*Exercício escrito 1*
Cite sem nenhuma alteração as linhas dos registros, começando pela linha que contém "setting-value: Not set (343, 511, 388, 528)" e seguindo até a linha que contém "setting-value: Not set (343, 400, 388, 417)", incluindo ambas.

═════ Texto selecionado

Alguns saem do caminho, mas a maioria não dá a menor bola.
Um senhor de uns
sessenta anos, com uma mulher mais ou menos da mesma idade no banco do
passageiro, desce do carro e começa a xingar os manifestantes, falando da
ambulância. Um jovem forte se aproxima, desafiador, mas é dissuadido por outros
manifestantes.
Consigo chegar à
Marginal do Rio Pinheiros, totalmente parada. Já são mais de oito horas da
noite. Começo a tentar cortar por ruas transversais, disparo por avenidas
vazias e acabo indo parar no Alto da Lapa.
Tento me localizar,
que não conheço bem a região. Apelo ao GPS do celular, mas a bateria acaba.
Paro em um posto de
gasolina. Três frentistas conversam com um homem mais ou menos com os mesmos
cinquenta e tantos anos que eu, dono de uma Pajero negra, novinha, sendo
abastecida até a tampa.

══════════

*Exercício escrito 2*
Imprima sem alterações o trecho do texto selecionado, começando em "Alguns saem do" e seguindo até "Alto da Lapa.".

═════ Linhas de dados

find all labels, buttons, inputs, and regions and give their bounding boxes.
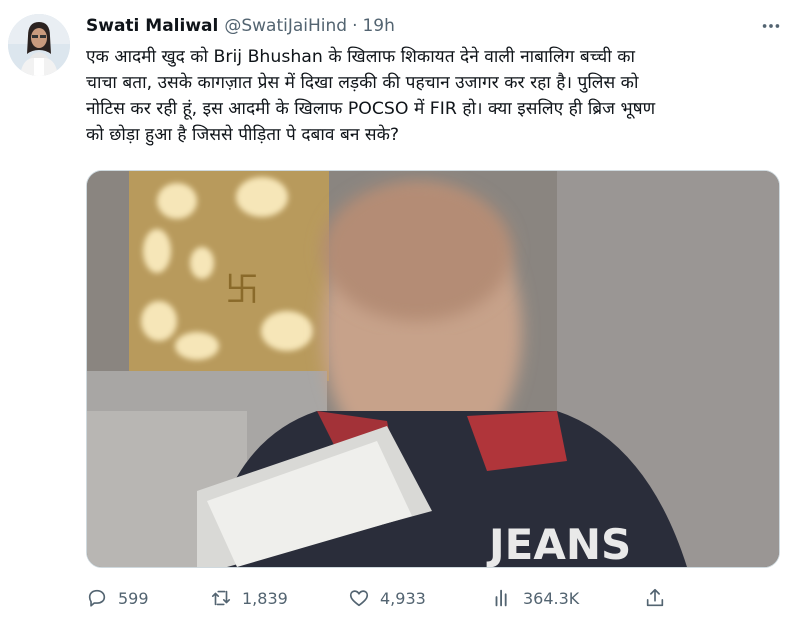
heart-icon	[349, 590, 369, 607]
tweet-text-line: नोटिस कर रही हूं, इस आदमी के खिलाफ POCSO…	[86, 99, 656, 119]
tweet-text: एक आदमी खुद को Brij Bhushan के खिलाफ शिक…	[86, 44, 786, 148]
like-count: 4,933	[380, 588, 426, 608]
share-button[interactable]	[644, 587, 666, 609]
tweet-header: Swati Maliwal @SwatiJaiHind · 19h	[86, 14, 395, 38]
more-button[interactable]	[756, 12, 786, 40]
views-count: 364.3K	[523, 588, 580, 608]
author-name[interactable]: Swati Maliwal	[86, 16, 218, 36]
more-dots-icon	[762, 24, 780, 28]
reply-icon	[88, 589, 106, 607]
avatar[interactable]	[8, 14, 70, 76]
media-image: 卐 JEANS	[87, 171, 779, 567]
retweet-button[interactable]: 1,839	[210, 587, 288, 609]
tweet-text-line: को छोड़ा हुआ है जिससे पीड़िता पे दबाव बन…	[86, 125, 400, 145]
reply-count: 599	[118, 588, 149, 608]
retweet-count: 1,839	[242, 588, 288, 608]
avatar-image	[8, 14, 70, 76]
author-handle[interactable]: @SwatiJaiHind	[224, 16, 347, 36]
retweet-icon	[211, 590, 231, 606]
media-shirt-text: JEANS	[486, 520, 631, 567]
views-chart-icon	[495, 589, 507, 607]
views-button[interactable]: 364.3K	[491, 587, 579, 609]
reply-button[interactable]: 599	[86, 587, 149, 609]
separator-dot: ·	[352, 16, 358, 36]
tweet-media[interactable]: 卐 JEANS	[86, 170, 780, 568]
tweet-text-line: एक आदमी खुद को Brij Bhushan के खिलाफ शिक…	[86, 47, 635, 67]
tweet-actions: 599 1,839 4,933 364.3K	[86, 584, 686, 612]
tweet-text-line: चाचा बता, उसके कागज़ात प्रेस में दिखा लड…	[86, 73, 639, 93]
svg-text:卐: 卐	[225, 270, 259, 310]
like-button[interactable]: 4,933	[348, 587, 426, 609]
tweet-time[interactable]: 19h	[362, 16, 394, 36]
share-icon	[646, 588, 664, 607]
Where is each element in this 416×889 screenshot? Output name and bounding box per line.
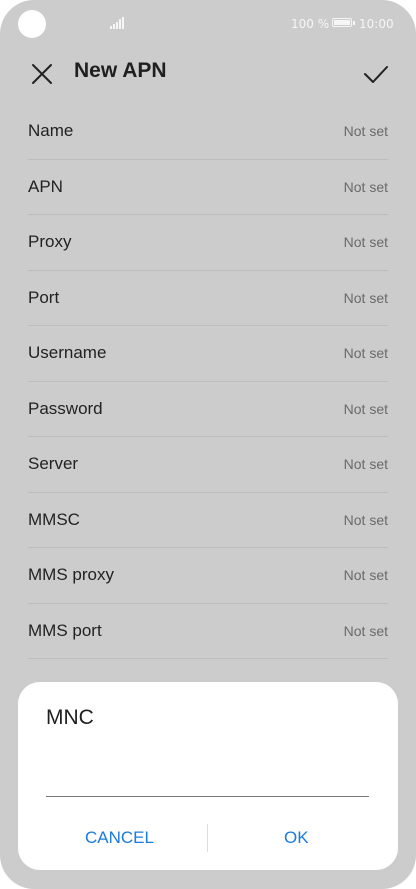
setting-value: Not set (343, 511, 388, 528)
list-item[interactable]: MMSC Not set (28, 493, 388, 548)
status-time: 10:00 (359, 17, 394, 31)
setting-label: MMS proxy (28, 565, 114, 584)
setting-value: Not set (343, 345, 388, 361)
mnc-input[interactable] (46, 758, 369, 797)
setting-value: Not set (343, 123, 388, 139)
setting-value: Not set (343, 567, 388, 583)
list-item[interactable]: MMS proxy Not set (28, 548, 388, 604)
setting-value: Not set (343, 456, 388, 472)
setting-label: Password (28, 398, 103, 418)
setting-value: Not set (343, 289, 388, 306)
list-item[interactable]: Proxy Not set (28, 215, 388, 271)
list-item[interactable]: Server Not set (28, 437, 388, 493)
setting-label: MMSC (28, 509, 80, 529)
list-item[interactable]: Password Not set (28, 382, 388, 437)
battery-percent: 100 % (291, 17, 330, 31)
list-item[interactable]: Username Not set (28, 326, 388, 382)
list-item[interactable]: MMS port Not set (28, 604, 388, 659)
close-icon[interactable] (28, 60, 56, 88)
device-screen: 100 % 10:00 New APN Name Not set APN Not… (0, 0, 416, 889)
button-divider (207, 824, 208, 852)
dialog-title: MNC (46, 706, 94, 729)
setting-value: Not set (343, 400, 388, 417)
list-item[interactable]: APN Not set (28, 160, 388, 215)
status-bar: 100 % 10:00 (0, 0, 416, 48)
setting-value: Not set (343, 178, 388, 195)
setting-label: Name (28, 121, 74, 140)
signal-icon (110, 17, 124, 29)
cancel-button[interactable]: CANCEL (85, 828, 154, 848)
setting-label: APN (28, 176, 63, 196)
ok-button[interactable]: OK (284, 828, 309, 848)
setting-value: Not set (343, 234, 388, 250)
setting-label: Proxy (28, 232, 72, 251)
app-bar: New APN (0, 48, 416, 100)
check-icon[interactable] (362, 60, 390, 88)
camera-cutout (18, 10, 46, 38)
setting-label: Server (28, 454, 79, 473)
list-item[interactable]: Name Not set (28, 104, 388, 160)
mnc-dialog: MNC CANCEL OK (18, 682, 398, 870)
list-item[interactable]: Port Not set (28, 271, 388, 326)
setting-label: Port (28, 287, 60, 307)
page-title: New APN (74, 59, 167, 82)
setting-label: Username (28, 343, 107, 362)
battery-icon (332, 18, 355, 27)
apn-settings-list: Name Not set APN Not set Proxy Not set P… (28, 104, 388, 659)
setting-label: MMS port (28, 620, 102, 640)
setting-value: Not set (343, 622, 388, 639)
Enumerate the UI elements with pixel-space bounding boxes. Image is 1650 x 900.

══════════
═════ Linhas de dados

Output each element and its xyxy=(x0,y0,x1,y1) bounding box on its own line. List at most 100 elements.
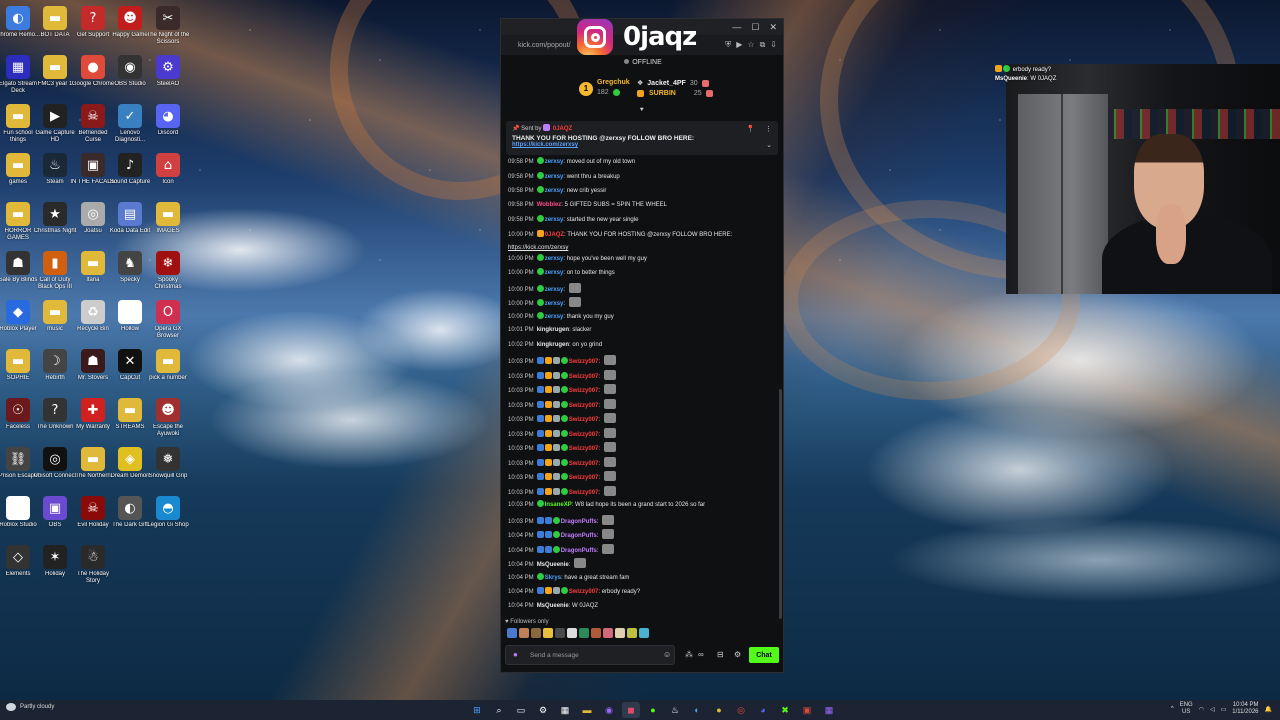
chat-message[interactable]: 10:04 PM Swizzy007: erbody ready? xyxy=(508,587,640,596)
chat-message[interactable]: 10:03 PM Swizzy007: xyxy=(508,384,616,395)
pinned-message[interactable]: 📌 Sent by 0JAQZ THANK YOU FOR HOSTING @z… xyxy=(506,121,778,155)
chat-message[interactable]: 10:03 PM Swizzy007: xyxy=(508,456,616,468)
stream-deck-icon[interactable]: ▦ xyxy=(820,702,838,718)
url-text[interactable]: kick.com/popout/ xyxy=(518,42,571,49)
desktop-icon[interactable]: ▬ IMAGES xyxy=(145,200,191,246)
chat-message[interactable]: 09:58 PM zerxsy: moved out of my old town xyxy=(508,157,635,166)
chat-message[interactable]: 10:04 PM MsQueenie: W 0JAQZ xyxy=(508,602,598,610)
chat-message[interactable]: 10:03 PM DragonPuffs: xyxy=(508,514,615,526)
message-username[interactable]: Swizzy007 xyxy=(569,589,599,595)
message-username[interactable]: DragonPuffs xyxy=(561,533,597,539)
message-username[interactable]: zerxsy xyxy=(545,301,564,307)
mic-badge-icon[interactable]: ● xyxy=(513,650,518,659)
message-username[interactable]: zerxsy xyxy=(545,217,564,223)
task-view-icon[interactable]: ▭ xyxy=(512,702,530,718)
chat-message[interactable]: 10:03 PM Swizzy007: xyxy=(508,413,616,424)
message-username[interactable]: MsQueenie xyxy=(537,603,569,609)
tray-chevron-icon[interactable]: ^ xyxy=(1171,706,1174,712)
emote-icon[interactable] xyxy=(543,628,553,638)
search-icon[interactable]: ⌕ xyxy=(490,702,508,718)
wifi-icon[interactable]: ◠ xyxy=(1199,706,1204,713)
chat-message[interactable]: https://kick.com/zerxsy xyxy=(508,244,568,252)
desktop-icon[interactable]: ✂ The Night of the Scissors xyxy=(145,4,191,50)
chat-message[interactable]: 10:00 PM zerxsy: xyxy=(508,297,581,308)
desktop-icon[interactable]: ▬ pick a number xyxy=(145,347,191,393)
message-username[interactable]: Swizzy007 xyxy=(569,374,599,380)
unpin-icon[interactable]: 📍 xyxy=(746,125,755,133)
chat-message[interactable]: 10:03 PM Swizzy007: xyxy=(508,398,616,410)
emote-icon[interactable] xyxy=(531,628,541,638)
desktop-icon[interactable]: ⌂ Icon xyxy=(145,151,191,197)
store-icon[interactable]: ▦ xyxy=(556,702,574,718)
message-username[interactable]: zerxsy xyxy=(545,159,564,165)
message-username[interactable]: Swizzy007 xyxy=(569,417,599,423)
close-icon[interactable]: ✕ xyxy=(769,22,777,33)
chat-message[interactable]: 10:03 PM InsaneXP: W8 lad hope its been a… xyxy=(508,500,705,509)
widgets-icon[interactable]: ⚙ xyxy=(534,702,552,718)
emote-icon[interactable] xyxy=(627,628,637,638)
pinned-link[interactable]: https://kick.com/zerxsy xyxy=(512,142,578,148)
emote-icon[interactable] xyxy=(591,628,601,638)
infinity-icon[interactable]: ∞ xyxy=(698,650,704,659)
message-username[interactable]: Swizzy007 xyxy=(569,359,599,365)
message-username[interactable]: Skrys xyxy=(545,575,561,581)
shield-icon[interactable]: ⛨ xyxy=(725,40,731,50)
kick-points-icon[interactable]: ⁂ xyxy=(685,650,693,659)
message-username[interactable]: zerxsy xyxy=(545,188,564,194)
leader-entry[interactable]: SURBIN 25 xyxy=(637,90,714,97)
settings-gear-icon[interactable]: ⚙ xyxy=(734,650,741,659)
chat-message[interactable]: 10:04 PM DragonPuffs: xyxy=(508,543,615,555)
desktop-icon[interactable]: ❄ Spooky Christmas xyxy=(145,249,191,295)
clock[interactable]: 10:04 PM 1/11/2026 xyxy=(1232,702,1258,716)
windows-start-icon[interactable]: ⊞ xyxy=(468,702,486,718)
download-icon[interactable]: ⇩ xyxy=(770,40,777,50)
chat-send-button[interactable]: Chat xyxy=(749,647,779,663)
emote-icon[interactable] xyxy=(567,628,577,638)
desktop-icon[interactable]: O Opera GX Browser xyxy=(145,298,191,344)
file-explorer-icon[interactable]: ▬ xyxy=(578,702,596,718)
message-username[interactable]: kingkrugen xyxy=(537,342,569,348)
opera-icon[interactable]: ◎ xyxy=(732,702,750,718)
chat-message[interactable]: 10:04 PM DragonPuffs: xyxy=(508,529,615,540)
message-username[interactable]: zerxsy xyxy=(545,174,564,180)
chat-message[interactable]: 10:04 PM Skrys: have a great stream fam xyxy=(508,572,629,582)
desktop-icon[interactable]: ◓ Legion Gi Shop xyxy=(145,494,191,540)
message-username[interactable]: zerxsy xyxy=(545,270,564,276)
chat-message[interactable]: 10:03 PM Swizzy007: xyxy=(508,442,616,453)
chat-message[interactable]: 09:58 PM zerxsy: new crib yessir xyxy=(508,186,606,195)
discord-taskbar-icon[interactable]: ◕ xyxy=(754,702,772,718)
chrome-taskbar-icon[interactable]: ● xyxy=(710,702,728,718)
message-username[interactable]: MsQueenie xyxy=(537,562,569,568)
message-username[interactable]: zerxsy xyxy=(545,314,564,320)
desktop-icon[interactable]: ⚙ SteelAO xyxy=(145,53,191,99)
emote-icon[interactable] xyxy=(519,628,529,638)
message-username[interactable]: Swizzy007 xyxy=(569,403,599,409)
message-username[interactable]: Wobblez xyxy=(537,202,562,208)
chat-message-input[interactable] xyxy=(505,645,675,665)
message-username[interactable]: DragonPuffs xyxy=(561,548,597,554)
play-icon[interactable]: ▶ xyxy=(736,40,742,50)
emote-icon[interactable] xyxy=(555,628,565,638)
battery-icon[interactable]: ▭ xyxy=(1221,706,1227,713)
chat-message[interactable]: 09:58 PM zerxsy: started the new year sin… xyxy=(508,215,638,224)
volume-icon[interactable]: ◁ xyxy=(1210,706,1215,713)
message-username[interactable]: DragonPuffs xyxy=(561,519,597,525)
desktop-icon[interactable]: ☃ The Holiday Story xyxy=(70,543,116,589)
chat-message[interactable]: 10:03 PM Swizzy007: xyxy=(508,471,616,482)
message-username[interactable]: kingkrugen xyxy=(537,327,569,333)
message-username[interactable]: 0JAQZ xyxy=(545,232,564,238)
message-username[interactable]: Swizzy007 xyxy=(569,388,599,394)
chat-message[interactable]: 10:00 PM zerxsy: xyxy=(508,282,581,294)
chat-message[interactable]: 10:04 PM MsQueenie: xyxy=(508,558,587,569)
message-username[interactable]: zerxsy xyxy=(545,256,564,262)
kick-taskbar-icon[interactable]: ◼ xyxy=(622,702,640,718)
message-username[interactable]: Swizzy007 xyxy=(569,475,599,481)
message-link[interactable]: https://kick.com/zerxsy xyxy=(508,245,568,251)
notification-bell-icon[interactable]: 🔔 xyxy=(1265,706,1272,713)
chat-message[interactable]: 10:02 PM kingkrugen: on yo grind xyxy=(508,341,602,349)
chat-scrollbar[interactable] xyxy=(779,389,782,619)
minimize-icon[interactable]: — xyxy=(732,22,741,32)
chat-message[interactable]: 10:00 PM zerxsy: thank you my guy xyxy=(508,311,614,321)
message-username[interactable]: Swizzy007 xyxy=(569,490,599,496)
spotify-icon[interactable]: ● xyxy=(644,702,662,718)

══════════

*Resposta correta 1*
setting-value: Not set (343, 511, 388, 528)
list-item[interactable]: MMSC Not set (28, 493, 388, 548)
status-time: 10:00 (359, 17, 394, 31)
setting-label: MMS proxy (28, 565, 114, 584)
setting-value: Not set (343, 345, 388, 361)
mnc-input[interactable] (46, 758, 369, 797)
setting-value: Not set (343, 123, 388, 139)
setting-value: Not set (343, 567, 388, 583)
list-item[interactable]: MMS proxy Not set (28, 548, 388, 604)
setting-value: Not set (343, 456, 388, 472)
setting-label: Password (28, 398, 103, 418)
setting-value: Not set (343, 289, 388, 306)
list-item[interactable]: Proxy Not set (28, 215, 388, 271)
list-item[interactable]: Server Not set (28, 437, 388, 493)
setting-label: MMSC (28, 509, 80, 529)
list-item[interactable]: Password Not set (28, 382, 388, 437)
battery-percent: 100 % (291, 17, 330, 31)
list-item[interactable]: Username Not set (28, 326, 388, 382)
list-item[interactable]: MMS port Not set (28, 604, 388, 659)
close-icon[interactable] (28, 60, 56, 88)
device-screen: 100 % 10:00 New APN Name Not set APN Not… (0, 0, 416, 889)
button-divider (207, 824, 208, 852)
dialog-title: MNC (46, 706, 94, 729)
setting-value: Not set (343, 400, 388, 417)

*Resposta correta 2*
Alguns saem do caminho, mas a maioria não dá a menor bola.
Um senhor de uns
sessenta anos, com uma mulher mais ou menos da mesma idade no banco do
passageiro, desce do carro e começa a xingar os manifestantes, falando da
ambulância. Um jovem forte se aproxima, desafiador, mas é dissuadido por outros
manifestantes.
Consigo chegar à
Marginal do Rio Pinheiros, totalmente parada. Já são mais de oito horas da
noite. Começo a tentar cortar por ruas transversais, disparo por avenidas
vazias e acabo indo parar no Alto da Lapa.